--- START Data ---

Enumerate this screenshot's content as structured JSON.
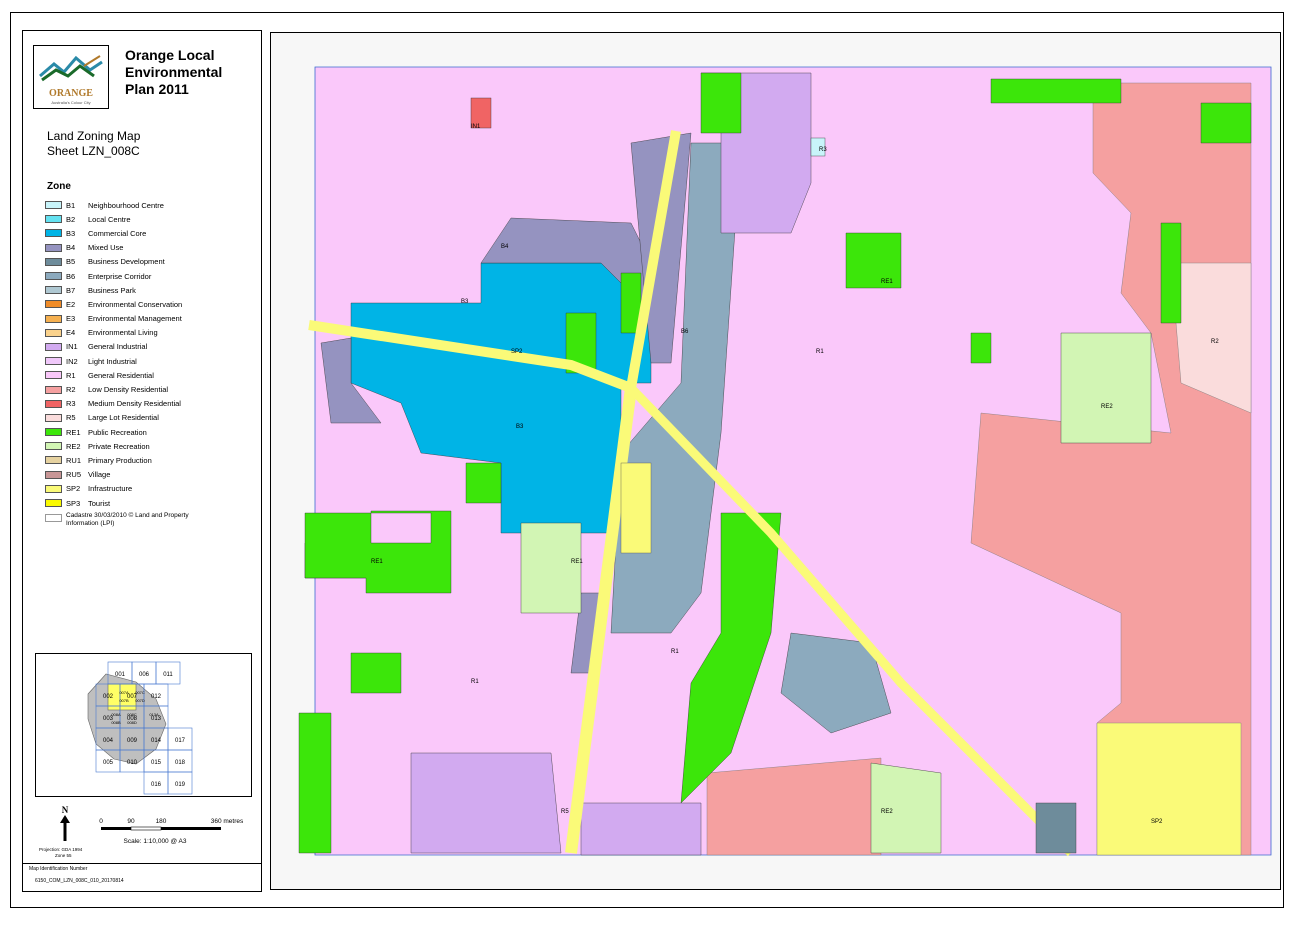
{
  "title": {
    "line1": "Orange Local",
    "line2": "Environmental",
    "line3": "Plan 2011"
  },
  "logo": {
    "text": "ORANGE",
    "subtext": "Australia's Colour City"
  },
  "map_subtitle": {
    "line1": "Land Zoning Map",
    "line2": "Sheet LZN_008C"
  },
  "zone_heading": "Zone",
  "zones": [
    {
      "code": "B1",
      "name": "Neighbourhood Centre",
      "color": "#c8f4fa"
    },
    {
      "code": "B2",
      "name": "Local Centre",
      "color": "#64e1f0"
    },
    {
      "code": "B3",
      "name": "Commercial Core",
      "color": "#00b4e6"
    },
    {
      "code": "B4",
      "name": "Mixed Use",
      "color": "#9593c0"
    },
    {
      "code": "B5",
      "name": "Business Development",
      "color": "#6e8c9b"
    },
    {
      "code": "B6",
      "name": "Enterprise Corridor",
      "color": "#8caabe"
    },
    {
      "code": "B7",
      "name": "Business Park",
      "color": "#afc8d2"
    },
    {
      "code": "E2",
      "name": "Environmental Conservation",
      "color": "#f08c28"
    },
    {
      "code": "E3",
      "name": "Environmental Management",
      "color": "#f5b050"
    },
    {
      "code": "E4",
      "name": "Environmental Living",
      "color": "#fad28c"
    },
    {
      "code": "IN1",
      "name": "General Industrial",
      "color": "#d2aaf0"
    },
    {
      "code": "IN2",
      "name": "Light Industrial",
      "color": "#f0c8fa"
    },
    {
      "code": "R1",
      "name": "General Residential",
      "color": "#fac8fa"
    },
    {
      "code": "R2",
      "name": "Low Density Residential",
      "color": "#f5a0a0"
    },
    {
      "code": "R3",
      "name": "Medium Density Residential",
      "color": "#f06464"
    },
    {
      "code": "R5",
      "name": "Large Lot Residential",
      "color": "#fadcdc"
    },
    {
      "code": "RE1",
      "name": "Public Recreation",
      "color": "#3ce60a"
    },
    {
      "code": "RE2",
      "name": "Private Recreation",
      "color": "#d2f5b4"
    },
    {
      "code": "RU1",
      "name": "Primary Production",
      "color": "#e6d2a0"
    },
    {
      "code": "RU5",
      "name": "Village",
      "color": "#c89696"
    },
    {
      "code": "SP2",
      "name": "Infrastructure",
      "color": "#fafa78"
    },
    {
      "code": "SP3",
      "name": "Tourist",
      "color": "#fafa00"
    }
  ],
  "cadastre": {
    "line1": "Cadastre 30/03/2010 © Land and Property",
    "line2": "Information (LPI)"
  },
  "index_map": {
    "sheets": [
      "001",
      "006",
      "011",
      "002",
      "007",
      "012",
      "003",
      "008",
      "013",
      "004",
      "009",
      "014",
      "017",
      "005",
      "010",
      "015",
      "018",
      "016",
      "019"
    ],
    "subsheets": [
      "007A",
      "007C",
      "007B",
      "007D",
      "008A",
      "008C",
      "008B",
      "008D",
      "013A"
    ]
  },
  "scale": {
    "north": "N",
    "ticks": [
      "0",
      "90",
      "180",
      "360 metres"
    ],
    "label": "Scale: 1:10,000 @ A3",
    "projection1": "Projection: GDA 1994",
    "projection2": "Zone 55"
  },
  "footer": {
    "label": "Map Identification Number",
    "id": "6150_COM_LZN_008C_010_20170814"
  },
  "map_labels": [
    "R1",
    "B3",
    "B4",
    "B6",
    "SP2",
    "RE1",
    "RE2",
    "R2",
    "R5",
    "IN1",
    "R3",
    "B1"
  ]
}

--- END Data ---
--- START Data ---

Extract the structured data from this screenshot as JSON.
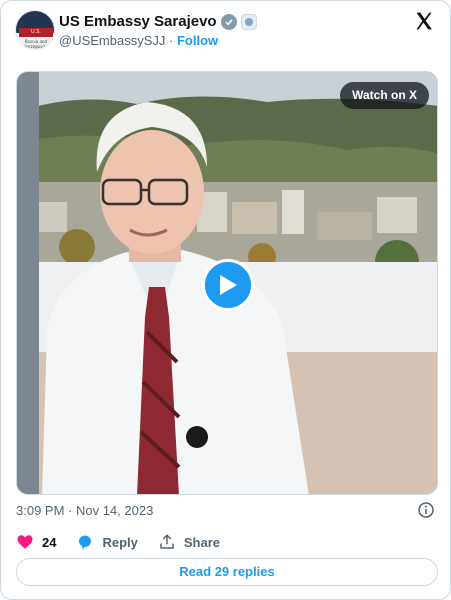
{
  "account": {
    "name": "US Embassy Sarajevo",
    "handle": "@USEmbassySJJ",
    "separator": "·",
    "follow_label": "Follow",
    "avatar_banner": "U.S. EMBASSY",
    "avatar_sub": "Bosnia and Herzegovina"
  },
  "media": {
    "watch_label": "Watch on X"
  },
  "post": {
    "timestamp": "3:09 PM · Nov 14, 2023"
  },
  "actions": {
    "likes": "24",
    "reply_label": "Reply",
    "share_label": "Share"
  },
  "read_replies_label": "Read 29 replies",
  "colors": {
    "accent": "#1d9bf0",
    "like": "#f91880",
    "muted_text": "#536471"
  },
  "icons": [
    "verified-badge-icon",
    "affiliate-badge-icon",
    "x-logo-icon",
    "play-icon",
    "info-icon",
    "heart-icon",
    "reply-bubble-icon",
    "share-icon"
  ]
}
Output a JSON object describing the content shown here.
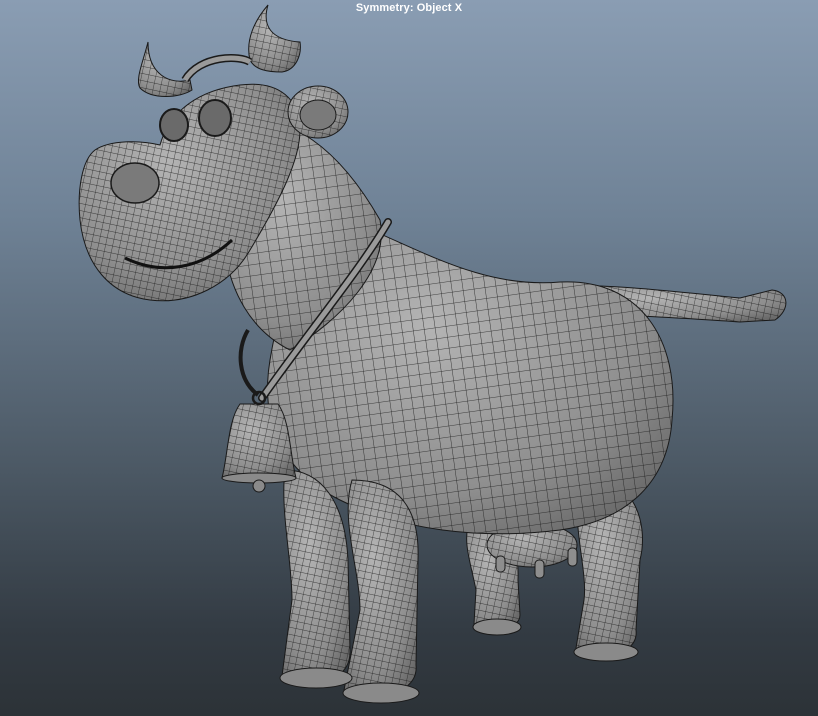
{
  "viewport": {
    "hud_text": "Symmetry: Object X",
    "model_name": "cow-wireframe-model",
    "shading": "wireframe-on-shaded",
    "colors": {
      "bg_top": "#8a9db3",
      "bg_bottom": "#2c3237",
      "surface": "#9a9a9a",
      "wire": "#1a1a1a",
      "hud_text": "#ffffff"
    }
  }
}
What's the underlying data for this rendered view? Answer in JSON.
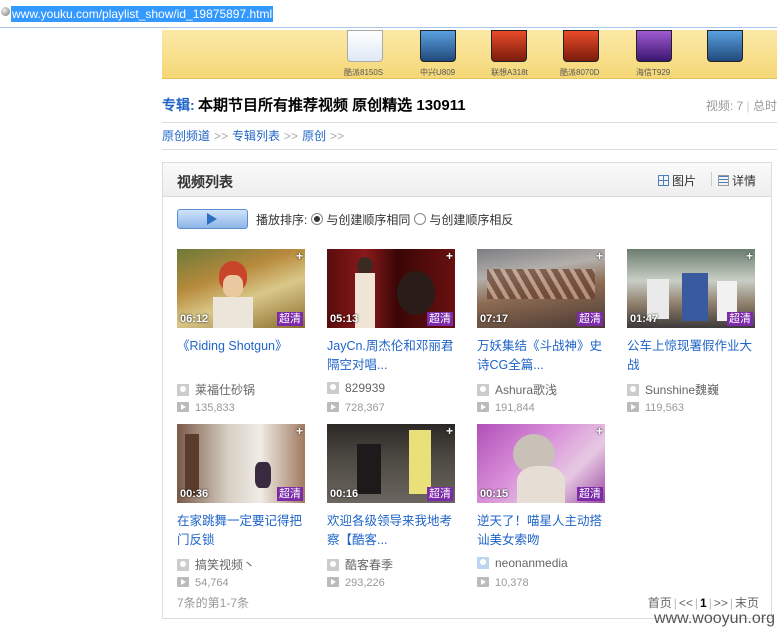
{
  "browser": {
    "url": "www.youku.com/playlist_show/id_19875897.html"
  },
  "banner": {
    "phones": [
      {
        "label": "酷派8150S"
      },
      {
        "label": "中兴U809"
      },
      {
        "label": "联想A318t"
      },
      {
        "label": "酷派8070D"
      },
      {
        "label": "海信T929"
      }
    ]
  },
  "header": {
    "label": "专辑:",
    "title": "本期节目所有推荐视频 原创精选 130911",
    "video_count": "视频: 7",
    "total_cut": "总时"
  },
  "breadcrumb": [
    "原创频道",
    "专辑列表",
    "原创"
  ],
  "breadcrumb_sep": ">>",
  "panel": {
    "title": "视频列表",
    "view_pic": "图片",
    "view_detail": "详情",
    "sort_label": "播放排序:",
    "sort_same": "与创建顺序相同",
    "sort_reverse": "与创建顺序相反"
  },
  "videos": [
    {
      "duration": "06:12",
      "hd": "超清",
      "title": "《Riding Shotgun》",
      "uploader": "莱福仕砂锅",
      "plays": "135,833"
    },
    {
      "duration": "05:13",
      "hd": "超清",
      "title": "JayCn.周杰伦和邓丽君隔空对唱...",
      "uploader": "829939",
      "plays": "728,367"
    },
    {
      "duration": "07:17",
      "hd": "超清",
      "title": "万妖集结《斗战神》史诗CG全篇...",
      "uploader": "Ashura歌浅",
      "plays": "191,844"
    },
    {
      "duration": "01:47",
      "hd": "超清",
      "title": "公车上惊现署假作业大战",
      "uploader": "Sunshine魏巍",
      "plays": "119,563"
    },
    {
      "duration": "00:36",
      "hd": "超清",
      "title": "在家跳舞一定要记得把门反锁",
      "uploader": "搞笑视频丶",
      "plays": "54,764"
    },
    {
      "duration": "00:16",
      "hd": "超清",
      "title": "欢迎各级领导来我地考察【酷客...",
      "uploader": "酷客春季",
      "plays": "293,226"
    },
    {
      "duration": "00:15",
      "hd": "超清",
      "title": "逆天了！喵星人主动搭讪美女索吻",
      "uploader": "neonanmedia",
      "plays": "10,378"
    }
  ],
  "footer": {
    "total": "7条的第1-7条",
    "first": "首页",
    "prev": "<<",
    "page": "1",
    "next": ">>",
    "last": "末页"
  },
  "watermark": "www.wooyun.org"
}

--- END Data ---
--- START Data ---

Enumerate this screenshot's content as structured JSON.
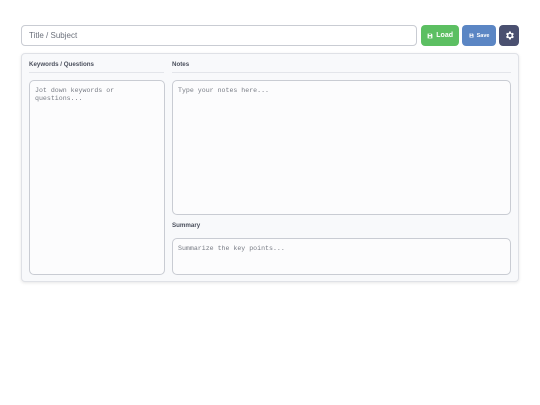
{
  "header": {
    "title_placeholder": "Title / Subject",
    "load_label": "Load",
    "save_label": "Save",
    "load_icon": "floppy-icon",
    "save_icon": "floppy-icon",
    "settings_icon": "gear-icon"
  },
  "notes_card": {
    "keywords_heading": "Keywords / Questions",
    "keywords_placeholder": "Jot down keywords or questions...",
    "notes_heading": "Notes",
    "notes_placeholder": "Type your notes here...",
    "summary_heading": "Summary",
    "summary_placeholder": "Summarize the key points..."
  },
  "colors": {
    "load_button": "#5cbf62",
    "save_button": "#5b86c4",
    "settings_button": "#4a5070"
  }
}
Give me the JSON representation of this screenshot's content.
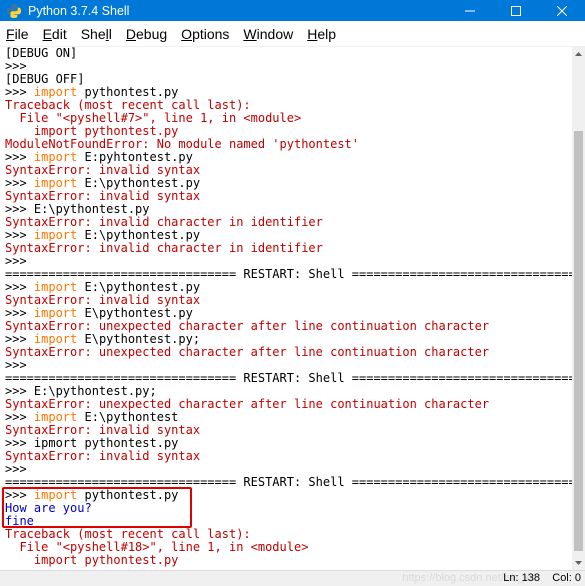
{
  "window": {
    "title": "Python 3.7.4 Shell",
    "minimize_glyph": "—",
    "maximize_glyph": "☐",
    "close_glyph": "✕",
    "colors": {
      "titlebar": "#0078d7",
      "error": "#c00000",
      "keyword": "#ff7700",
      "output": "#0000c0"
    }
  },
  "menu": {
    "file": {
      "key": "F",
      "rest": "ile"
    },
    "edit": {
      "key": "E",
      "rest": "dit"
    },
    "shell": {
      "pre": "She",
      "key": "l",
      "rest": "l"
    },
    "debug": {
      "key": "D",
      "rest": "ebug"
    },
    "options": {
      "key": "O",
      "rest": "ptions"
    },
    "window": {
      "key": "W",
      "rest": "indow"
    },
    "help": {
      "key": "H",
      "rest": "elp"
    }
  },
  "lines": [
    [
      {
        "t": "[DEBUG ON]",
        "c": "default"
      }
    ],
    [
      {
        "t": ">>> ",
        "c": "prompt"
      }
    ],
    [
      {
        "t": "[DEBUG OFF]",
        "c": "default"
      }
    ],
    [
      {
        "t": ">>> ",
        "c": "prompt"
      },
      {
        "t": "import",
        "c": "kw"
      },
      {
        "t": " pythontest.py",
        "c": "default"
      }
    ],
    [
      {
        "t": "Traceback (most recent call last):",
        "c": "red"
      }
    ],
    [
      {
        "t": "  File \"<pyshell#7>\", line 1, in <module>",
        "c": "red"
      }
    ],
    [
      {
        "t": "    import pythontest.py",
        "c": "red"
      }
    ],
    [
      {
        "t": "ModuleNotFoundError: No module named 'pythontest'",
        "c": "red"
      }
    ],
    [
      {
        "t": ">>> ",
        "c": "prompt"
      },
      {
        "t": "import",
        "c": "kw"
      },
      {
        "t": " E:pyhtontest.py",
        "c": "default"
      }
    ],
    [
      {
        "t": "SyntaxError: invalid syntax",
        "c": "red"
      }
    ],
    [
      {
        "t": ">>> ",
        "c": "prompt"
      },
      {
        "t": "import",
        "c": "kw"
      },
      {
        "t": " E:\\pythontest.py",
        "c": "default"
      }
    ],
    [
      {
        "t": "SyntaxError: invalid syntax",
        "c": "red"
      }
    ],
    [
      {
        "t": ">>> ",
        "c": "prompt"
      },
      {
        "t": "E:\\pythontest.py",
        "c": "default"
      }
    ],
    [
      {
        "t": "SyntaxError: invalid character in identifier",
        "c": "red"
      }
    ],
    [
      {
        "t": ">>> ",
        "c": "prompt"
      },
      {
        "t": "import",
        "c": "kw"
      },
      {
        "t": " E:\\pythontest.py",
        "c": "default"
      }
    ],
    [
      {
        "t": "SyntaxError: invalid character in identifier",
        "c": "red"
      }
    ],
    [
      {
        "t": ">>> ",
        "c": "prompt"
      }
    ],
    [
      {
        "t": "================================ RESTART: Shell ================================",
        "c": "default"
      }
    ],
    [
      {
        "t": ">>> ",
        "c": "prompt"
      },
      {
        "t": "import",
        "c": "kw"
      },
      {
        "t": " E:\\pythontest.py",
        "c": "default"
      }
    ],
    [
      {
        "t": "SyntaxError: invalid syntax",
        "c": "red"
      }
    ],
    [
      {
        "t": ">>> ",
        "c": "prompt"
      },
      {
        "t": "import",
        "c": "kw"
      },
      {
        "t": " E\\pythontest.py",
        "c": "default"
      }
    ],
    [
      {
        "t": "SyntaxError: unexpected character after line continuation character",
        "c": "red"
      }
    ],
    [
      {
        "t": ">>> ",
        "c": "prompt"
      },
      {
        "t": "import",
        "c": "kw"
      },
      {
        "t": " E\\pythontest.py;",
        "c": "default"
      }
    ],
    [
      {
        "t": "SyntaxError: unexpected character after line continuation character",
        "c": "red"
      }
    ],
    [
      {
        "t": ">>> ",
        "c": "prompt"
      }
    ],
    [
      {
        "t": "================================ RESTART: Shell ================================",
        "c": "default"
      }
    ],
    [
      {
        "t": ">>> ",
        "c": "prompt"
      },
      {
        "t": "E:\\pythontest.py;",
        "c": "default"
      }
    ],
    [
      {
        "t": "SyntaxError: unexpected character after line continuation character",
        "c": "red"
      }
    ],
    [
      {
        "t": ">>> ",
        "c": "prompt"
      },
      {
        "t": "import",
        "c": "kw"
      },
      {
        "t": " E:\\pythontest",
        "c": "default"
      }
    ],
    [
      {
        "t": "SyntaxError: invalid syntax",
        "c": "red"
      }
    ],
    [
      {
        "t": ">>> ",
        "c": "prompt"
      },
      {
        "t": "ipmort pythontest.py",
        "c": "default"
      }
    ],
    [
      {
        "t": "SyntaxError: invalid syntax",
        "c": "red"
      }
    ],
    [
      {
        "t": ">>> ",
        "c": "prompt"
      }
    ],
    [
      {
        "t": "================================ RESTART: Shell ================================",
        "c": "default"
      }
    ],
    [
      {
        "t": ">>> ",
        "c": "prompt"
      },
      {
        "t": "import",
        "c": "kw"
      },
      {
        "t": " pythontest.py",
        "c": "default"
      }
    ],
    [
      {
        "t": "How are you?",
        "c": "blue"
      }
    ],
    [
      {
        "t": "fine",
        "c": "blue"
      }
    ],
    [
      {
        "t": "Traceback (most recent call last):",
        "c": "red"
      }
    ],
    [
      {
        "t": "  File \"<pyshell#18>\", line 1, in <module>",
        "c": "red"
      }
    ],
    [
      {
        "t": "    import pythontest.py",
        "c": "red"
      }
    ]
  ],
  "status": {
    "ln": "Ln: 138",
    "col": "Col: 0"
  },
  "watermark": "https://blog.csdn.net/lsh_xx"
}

--- END Data ---

(Goal of the exercise) Isolate the lines that hold the word "here" and copy all of them.

(Exercise result)
Output a JSON object describing the content shown here.
    "notes_placeholder": "Type your notes here...",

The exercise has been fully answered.